### OBJECTIVE
Look for "water" in each line of the entries, and return the matching lines.

### RECORD EXTRACTS
-- start --
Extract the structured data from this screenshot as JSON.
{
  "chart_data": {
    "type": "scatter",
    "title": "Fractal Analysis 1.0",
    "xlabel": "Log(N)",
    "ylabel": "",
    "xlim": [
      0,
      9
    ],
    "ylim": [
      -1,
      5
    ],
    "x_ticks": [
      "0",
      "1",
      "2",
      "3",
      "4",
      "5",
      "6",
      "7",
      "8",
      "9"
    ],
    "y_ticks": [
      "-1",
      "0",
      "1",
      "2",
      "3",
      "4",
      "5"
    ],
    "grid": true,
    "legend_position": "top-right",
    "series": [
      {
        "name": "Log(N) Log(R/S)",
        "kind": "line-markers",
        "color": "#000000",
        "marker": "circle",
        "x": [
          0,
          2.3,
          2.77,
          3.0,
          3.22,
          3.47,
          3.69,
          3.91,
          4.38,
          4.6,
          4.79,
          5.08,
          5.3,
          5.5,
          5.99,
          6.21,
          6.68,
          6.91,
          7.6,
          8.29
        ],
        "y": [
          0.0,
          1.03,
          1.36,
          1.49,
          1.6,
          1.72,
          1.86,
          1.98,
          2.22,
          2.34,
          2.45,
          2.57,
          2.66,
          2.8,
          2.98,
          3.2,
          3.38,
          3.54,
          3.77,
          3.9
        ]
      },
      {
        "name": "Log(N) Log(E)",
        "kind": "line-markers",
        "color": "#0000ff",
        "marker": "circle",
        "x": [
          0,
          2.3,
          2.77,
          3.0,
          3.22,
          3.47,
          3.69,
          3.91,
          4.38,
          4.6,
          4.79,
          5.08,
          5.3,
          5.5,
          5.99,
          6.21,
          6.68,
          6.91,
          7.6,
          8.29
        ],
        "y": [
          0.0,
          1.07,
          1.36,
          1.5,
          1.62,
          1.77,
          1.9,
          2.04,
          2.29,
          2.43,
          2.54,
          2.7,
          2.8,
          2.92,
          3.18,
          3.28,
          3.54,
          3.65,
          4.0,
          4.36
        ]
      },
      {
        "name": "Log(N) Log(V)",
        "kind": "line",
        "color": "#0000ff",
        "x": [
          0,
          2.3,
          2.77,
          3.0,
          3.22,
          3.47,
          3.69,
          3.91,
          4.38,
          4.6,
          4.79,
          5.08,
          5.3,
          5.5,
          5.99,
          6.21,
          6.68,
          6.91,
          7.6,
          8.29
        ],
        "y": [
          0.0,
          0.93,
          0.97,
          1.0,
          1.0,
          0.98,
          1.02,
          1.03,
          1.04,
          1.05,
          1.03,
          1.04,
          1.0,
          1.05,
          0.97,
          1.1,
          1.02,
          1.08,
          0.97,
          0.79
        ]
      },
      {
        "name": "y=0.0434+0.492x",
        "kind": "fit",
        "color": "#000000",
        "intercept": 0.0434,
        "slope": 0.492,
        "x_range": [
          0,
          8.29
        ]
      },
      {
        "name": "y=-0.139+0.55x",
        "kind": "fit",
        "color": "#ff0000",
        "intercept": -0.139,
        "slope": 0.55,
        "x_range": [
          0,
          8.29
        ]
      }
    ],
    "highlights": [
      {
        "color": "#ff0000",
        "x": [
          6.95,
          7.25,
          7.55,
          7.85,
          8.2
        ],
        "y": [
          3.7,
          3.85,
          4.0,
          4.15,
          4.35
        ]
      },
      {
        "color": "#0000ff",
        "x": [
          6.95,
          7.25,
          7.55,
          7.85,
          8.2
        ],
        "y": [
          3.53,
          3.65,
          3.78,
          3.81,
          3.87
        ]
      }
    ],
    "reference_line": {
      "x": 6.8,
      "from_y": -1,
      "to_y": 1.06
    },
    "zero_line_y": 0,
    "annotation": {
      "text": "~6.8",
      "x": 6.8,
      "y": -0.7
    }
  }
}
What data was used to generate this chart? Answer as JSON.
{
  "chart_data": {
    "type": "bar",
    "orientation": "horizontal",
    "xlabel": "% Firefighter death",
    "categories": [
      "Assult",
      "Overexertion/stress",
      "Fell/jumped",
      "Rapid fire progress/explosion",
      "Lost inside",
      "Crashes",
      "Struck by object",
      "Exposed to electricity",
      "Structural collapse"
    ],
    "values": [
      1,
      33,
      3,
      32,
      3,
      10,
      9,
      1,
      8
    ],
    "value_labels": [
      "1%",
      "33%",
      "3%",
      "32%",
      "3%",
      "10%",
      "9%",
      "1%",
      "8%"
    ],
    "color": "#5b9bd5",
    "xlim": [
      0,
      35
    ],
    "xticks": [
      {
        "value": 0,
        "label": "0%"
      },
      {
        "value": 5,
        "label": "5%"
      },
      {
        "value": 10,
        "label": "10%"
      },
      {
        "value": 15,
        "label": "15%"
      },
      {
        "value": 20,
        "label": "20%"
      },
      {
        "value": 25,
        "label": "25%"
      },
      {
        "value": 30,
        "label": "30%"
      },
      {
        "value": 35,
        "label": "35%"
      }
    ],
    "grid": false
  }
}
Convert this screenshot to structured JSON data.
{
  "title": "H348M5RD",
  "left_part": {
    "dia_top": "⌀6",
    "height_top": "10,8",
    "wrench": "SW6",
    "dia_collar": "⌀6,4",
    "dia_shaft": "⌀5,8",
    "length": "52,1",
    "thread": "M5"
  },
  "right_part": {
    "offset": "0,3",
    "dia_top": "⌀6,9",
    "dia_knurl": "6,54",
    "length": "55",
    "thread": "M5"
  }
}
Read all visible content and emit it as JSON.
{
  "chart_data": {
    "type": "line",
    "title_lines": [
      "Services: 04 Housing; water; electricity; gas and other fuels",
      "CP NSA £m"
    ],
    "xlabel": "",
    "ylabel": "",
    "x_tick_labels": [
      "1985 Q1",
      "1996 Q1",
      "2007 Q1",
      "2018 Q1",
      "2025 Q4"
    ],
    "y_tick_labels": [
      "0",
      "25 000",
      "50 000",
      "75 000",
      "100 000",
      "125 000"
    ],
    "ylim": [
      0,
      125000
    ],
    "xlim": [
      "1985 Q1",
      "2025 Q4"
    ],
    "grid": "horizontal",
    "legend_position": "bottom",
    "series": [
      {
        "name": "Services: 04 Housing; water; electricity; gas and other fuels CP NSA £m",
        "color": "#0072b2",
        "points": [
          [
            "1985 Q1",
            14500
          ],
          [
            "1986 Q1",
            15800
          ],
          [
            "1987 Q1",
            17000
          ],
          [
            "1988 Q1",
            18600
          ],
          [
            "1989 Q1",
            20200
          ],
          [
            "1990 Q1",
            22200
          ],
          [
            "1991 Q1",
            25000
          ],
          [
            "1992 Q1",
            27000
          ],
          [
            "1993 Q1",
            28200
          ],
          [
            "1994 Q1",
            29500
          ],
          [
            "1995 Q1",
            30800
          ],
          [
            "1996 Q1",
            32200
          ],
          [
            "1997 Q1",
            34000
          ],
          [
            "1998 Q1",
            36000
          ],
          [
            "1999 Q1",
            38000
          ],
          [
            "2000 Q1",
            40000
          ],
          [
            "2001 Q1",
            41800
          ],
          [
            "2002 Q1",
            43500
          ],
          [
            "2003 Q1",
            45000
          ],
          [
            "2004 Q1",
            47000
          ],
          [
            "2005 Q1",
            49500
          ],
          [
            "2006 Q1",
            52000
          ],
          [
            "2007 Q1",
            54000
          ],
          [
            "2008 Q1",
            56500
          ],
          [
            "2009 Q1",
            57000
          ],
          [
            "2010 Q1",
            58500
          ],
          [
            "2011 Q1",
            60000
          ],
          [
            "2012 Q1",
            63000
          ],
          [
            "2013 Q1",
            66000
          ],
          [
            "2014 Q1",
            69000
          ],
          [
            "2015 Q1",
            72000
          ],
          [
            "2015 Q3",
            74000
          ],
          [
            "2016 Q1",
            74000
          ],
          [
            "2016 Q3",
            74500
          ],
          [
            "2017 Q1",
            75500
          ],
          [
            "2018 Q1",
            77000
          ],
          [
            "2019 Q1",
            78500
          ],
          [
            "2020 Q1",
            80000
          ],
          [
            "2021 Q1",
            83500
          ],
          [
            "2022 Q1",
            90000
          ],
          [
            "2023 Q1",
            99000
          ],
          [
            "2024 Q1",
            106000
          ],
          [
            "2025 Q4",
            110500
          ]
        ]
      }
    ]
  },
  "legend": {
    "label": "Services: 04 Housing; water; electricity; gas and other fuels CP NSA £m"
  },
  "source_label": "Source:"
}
-- end --
### WRITTEN ANSWER
      "Services: 04 Housing; water; electricity; gas and other fuels",
        "name": "Services: 04 Housing; water; electricity; gas and other fuels CP NSA £m",
    "label": "Services: 04 Housing; water; electricity; gas and other fuels CP NSA £m"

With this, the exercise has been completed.